(Dataset entries)
## Start
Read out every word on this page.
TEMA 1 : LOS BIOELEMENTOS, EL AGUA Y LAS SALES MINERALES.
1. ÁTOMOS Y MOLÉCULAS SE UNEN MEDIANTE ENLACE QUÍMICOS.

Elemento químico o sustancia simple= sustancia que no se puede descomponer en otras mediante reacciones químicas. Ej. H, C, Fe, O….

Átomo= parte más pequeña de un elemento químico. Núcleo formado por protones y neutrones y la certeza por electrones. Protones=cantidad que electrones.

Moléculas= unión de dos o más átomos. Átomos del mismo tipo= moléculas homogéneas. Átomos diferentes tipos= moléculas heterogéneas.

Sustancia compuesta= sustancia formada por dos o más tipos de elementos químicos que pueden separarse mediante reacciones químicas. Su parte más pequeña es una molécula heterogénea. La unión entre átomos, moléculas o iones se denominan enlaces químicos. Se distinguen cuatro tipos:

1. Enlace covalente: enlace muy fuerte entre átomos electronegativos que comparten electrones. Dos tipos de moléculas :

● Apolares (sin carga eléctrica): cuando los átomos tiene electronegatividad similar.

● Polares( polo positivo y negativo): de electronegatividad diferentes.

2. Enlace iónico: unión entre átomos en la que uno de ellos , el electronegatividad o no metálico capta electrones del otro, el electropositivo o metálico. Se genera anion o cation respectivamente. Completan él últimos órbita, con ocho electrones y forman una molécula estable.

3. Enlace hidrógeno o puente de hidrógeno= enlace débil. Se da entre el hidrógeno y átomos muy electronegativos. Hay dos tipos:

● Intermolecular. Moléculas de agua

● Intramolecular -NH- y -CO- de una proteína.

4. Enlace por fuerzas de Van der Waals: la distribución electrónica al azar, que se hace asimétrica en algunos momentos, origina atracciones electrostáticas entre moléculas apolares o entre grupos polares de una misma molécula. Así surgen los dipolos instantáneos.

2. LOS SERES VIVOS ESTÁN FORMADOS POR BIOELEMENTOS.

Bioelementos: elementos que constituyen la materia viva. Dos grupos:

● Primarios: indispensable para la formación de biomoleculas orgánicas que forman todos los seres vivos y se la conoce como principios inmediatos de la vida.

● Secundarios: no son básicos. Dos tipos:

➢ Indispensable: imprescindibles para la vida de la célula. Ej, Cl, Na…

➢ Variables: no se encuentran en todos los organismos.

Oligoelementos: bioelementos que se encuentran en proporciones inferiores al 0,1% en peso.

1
## End
## Start
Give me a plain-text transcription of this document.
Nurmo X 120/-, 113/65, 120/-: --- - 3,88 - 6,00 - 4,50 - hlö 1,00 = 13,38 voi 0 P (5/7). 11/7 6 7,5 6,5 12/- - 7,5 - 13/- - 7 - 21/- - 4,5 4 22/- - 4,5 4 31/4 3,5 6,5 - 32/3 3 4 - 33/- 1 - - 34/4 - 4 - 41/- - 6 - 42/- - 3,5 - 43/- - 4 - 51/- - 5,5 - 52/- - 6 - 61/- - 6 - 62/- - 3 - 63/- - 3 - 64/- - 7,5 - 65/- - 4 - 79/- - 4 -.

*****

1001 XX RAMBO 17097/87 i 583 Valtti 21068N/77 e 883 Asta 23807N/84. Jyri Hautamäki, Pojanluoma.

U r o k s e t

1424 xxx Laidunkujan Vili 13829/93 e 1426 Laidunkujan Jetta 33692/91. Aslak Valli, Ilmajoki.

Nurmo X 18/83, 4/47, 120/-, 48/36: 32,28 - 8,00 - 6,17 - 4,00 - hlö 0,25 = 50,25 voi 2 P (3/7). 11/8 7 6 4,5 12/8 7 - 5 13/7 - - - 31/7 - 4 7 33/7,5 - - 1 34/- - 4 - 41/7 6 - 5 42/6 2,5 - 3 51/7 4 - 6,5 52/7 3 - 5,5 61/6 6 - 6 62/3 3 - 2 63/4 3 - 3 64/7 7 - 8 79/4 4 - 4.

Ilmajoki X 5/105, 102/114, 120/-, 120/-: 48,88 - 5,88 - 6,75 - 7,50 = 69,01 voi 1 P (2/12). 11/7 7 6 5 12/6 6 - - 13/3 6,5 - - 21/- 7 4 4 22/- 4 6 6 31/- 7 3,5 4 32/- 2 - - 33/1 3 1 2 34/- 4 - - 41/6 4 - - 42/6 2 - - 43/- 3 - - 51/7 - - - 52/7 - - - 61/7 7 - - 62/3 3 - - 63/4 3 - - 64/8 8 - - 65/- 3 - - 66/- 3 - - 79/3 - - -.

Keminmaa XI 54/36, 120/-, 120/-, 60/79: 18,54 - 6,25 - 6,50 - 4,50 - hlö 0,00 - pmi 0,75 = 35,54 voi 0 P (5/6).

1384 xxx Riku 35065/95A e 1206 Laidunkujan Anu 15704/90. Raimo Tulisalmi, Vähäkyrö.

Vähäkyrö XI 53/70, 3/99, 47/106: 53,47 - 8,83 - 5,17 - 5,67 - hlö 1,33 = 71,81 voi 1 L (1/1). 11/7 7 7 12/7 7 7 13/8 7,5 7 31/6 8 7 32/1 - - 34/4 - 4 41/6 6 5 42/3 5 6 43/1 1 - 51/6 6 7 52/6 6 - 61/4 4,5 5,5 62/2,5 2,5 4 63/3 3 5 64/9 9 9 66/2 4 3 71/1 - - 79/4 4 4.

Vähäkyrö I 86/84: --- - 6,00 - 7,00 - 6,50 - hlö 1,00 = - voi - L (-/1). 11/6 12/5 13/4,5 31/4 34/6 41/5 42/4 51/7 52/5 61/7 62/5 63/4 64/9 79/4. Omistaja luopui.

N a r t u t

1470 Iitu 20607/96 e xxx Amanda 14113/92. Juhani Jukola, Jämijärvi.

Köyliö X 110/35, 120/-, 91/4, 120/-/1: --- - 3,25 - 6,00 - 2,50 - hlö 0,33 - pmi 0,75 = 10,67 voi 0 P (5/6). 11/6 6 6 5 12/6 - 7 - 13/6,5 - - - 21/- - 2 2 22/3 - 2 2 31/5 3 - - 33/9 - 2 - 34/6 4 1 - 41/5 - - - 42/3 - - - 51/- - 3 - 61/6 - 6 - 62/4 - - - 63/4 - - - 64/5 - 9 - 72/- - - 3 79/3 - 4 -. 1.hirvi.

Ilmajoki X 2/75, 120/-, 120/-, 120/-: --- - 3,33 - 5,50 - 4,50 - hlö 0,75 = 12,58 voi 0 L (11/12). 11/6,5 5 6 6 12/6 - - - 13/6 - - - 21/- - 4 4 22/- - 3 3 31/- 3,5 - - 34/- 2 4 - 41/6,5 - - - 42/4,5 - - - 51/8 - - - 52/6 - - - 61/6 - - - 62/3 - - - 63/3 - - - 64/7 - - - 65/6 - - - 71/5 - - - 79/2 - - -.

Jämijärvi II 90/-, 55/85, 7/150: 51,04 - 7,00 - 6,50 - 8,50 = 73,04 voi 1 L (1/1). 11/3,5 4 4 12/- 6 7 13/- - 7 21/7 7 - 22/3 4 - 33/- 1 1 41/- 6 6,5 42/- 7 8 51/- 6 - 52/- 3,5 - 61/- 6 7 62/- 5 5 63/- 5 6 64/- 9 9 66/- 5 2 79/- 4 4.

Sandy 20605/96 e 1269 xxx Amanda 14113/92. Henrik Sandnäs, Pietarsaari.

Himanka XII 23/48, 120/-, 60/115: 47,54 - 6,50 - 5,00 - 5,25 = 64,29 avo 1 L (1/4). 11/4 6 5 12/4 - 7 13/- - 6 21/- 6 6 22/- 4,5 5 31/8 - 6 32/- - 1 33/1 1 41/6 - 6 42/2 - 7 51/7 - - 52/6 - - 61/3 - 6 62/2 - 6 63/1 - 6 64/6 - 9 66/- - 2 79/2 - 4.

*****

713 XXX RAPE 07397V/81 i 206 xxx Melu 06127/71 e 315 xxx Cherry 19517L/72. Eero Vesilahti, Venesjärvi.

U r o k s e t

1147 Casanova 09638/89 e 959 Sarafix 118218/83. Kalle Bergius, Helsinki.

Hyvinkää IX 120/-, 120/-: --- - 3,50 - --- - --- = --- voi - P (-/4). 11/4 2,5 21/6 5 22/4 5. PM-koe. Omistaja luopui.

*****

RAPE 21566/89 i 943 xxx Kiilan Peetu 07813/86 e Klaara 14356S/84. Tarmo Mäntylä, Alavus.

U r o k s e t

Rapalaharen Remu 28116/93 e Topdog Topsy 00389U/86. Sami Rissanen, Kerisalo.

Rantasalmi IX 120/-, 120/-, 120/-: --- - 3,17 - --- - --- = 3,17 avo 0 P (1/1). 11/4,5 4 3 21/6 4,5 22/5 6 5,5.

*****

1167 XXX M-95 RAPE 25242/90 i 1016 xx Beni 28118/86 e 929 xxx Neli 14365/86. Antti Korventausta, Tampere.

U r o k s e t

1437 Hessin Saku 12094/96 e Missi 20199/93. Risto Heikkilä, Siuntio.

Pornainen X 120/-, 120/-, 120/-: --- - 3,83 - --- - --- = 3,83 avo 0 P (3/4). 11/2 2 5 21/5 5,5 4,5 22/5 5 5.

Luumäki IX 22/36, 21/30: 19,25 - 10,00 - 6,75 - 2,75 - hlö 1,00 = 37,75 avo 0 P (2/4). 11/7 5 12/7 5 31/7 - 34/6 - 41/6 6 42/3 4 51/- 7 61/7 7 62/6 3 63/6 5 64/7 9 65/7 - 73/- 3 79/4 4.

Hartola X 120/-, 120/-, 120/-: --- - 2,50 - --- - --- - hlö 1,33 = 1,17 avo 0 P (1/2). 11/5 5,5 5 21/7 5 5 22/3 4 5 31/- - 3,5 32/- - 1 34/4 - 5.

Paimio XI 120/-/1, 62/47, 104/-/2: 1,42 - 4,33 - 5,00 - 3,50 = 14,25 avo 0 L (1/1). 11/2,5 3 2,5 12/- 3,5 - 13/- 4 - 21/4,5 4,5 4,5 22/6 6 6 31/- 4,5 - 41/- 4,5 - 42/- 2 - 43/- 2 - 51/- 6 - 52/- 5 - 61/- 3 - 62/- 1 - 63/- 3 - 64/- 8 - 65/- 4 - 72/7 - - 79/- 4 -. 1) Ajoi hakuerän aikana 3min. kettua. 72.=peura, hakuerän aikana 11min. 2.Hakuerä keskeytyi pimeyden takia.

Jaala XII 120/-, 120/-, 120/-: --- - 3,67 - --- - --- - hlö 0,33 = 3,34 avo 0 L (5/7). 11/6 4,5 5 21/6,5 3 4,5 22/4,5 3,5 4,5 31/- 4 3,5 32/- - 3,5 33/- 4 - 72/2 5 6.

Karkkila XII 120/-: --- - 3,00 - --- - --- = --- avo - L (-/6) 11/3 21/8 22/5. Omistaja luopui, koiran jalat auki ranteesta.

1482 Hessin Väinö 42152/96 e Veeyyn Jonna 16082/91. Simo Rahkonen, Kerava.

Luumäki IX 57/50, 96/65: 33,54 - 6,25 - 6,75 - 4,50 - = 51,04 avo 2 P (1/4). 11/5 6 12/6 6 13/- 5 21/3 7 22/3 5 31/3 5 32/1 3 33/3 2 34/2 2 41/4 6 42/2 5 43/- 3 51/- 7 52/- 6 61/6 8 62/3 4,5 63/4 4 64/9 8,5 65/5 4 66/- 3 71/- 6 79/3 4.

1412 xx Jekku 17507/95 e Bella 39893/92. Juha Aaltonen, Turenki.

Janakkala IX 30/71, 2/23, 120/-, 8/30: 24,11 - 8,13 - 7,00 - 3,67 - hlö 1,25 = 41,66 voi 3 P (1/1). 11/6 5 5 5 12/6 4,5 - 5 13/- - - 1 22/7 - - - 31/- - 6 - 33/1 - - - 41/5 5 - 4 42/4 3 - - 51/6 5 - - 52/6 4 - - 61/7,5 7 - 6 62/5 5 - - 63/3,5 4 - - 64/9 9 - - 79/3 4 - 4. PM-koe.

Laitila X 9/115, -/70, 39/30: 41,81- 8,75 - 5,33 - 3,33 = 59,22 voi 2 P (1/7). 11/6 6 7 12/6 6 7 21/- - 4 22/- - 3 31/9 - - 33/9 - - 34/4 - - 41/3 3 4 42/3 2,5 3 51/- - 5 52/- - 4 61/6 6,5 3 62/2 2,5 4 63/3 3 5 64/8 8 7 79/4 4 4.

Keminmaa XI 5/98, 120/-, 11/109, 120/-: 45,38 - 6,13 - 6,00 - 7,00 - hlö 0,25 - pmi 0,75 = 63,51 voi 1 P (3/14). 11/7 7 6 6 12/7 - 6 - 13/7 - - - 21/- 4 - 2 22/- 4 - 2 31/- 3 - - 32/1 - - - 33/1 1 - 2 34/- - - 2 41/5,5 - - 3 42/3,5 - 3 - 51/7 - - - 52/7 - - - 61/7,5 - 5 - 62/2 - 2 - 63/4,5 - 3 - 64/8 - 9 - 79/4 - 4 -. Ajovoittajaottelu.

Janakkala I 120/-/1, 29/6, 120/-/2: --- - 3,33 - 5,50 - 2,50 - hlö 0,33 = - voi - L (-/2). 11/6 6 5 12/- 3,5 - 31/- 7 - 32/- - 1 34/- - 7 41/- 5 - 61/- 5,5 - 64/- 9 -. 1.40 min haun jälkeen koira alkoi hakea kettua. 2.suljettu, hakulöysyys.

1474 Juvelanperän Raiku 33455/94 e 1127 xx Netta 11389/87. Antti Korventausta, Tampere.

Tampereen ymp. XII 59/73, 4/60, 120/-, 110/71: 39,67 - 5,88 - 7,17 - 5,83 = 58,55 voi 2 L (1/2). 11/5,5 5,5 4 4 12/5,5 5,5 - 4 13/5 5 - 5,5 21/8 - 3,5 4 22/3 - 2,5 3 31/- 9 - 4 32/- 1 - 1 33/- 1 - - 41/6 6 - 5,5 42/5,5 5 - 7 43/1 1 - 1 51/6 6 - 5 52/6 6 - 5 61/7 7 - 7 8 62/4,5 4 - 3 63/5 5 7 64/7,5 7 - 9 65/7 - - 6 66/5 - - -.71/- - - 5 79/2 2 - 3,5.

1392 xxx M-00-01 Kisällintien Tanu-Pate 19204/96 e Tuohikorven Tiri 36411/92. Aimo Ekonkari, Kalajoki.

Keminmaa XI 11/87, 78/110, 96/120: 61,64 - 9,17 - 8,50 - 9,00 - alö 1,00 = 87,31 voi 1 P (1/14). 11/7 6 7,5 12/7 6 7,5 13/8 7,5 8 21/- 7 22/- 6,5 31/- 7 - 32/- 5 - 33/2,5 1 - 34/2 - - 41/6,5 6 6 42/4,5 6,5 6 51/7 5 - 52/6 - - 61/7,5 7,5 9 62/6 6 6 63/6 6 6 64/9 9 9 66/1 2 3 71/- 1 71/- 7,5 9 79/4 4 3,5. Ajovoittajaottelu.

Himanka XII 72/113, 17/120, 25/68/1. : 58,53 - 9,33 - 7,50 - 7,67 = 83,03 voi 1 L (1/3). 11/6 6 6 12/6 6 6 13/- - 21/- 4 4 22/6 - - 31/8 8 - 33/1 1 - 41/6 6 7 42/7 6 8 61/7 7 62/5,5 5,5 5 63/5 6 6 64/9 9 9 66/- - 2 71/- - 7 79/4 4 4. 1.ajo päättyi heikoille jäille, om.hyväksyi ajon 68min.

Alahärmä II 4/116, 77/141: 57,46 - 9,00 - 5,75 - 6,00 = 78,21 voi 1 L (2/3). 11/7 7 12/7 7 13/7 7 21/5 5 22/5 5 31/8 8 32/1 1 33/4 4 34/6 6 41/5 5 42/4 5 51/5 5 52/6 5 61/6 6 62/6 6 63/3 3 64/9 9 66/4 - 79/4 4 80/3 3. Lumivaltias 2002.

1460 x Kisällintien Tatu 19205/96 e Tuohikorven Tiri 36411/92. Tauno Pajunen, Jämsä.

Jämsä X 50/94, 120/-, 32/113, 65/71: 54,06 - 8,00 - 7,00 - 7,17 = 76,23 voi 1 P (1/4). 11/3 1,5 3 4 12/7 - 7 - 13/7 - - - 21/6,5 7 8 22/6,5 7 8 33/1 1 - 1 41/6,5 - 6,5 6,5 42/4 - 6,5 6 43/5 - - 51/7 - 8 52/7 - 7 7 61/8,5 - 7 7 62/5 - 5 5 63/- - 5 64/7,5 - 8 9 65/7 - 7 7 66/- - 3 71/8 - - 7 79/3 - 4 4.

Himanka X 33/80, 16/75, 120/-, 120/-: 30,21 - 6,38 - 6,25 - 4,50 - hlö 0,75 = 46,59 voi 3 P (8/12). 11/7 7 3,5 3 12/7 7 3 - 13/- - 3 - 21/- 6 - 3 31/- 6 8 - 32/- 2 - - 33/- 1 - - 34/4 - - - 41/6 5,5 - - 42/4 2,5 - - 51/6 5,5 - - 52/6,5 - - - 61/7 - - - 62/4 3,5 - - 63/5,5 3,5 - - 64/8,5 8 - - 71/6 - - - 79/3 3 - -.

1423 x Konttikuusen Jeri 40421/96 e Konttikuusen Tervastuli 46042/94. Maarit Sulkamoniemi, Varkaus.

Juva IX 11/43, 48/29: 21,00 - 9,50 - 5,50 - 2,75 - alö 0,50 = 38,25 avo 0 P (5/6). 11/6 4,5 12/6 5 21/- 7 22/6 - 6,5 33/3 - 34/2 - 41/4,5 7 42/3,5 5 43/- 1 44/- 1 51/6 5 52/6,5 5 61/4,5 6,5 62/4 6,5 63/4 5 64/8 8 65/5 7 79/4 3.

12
## End
Short task:
Search the lines for "Korventausta". Copy each line that has it.

Answer in full:
1167 XXX M-95 RAPE 25242/90 i 1016 xx Beni 28118/86 e 929 xxx Neli 14365/86. Antti Korventausta, Tampere.
1474 Juvelanperän Raiku 33455/94 e 1127 xx Netta 11389/87. Antti Korventausta, Tampere.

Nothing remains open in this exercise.